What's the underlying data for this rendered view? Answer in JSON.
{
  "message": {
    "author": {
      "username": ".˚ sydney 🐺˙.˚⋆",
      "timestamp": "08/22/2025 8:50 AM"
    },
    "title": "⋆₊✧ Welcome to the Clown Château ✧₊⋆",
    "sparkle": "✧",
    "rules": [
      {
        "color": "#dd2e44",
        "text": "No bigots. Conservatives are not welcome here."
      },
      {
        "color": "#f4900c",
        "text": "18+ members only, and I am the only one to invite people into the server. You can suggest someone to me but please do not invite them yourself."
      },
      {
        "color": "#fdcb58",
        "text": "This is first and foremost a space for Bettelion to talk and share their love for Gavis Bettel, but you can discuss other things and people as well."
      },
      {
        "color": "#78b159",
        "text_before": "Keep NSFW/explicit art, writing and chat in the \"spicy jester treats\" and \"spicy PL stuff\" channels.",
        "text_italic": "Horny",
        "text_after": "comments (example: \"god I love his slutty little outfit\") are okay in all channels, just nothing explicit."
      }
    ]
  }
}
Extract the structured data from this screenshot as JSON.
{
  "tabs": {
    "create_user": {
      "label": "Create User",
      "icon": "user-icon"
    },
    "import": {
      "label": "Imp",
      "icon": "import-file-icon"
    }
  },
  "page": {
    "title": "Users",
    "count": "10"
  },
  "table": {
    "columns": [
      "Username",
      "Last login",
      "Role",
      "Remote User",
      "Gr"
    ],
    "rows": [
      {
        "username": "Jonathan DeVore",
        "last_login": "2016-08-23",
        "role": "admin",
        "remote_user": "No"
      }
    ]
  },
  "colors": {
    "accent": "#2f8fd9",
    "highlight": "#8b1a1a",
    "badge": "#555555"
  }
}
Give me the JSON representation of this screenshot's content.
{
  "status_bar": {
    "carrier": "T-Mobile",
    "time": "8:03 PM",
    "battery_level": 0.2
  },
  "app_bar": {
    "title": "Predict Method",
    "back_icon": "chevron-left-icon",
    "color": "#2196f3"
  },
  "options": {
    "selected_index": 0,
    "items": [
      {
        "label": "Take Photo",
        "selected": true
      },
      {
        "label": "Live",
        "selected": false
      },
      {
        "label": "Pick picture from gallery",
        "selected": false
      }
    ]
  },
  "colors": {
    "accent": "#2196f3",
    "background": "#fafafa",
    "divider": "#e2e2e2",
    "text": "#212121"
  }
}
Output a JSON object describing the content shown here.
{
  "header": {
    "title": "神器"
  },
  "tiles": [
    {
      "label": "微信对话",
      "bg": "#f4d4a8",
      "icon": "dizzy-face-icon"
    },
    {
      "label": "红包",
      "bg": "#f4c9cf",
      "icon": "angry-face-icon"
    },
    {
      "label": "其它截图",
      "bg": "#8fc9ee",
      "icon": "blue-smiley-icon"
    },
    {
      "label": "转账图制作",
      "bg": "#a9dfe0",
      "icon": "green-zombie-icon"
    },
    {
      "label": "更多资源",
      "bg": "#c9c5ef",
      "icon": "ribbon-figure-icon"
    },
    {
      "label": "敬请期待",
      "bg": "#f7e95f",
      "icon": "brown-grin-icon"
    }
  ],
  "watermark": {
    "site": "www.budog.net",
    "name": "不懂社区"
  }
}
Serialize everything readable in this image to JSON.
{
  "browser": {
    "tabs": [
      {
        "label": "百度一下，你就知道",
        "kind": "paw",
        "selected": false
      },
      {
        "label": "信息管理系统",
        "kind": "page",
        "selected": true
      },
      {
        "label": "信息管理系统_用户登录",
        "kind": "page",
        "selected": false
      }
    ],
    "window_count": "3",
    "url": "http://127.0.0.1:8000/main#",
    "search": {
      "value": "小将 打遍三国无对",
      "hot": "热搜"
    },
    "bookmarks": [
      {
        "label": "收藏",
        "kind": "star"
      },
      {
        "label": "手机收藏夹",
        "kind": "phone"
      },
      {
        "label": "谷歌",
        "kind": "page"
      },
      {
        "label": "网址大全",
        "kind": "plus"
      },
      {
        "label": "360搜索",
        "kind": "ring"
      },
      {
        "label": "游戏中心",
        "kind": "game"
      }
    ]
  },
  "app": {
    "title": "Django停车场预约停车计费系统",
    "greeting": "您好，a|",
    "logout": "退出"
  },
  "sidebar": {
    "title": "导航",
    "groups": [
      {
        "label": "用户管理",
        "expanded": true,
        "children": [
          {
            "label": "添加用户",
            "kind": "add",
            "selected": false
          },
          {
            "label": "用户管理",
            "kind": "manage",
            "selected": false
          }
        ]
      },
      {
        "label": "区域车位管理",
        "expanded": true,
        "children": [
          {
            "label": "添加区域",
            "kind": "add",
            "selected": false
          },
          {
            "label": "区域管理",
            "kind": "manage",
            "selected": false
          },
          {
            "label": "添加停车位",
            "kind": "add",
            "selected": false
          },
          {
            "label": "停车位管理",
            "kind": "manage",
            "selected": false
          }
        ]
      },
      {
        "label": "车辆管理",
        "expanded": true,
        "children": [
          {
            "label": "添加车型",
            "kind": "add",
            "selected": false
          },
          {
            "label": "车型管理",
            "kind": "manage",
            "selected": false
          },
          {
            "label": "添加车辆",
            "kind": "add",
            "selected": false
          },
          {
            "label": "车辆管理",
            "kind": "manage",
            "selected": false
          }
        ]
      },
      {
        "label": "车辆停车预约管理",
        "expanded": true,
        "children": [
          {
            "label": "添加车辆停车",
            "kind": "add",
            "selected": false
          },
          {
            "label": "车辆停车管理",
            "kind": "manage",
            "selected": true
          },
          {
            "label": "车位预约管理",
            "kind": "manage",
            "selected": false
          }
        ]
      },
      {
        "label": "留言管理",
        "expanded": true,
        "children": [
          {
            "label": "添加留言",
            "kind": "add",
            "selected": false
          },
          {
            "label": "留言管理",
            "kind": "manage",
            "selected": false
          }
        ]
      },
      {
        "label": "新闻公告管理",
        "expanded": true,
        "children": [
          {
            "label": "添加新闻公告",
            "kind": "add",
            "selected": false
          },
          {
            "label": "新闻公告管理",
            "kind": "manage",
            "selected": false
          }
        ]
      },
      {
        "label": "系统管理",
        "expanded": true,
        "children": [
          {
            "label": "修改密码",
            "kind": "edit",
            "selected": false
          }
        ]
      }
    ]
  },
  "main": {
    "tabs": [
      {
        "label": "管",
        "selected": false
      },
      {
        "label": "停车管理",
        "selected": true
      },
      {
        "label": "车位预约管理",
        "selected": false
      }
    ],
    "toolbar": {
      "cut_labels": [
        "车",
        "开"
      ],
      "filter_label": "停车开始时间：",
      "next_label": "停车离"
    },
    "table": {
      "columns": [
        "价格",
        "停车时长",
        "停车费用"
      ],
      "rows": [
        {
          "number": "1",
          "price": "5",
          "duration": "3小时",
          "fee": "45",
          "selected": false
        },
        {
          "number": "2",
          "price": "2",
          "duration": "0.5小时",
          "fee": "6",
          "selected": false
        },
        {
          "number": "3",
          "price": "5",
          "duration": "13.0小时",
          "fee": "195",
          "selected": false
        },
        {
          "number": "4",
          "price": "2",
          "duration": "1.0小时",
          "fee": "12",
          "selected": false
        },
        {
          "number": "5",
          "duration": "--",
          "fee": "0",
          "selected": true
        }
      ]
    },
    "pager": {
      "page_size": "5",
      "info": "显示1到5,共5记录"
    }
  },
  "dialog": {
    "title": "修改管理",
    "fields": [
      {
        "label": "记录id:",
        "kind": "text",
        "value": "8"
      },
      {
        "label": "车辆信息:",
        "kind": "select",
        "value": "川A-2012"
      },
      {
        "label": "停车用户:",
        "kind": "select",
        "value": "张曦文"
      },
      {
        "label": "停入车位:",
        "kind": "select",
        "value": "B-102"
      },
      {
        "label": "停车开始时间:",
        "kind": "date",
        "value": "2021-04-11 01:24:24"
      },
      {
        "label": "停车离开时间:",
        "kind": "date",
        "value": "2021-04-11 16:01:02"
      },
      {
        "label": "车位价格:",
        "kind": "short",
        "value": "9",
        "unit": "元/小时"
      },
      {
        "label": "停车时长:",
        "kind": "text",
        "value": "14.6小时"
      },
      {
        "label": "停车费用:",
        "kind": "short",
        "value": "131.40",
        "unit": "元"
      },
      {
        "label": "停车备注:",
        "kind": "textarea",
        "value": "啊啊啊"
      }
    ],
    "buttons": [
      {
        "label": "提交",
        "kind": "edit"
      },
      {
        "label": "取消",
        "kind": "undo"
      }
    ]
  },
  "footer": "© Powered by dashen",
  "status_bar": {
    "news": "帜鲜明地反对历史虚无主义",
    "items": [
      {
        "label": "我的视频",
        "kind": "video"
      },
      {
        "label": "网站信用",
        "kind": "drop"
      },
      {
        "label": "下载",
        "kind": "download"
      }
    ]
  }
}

•••

■ **Goal**
Return nothing except the number of lines that include the string "from".

■ **Written reply**
2